* What to do
Copy each line of the records that contains the word "will".

## Start Input for this task

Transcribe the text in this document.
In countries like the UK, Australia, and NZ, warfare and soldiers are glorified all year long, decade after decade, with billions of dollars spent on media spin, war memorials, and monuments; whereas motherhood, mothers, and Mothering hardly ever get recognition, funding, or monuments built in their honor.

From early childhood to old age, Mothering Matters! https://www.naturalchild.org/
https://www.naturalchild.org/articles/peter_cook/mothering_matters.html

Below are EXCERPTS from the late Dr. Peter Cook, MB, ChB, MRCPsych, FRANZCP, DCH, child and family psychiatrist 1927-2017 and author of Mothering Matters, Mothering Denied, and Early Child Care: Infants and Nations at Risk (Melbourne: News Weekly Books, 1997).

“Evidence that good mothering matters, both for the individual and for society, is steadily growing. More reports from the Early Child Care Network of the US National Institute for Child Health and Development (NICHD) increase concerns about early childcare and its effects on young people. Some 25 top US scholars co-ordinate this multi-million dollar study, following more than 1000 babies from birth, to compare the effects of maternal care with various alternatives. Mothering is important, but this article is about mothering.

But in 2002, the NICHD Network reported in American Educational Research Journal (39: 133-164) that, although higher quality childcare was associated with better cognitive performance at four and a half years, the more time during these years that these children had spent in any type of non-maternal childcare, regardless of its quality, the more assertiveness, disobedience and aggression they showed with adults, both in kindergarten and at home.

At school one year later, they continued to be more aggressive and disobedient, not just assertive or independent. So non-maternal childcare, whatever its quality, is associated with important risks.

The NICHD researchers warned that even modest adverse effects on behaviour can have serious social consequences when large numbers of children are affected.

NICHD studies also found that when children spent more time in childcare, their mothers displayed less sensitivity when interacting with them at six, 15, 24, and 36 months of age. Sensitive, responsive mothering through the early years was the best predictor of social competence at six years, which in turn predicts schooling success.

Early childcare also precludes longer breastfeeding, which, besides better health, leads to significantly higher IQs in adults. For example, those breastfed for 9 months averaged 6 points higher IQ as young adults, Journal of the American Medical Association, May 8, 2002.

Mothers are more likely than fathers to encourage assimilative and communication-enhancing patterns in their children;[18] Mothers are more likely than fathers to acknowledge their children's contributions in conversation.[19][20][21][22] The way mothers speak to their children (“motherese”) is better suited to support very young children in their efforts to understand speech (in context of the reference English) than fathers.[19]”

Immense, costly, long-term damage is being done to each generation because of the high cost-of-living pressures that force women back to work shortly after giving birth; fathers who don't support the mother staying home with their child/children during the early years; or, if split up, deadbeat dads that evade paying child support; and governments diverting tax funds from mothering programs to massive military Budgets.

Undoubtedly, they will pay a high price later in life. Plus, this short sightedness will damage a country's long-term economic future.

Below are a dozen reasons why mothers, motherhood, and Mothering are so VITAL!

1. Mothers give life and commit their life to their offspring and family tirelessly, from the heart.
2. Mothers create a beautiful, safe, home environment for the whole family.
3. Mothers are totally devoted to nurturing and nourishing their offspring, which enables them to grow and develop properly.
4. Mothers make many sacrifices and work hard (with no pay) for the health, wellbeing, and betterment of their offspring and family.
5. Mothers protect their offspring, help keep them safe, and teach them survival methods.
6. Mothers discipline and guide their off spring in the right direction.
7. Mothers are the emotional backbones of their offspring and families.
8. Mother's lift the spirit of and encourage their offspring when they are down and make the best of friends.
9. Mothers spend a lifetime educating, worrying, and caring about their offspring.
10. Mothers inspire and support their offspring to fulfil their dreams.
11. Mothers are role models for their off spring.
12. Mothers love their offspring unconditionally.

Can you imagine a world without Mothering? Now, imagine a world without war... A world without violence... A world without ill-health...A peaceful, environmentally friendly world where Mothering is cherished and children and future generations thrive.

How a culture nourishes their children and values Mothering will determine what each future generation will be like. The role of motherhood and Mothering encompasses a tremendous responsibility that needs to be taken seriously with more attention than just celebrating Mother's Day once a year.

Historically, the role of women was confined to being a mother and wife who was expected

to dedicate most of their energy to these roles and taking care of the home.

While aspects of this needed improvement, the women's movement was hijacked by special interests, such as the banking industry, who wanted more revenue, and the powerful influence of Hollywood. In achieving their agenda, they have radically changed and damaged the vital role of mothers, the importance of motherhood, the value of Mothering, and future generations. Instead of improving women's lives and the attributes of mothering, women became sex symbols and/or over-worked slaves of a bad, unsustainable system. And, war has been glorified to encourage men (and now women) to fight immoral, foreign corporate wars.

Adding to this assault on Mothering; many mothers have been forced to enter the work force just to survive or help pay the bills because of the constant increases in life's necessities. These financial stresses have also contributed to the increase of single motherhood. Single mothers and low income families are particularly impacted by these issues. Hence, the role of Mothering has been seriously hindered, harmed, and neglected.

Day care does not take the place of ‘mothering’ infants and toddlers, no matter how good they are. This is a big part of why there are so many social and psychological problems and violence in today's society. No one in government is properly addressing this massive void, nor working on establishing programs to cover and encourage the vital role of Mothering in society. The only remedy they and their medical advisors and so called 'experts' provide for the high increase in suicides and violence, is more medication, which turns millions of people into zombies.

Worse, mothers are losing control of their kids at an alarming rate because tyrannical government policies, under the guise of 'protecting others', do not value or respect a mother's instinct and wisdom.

## End Input for this task

* Worked answer
Undoubtedly, they will pay a high price later in life. Plus, this short sightedness will damage a country's long-term economic future.
How a culture nourishes their children and values Mothering will determine what each future generation will be like. The role of motherhood and Mothering encompasses a tremendous responsibility that needs to be taken seriously with more attention than just celebrating Mother's Day once a year.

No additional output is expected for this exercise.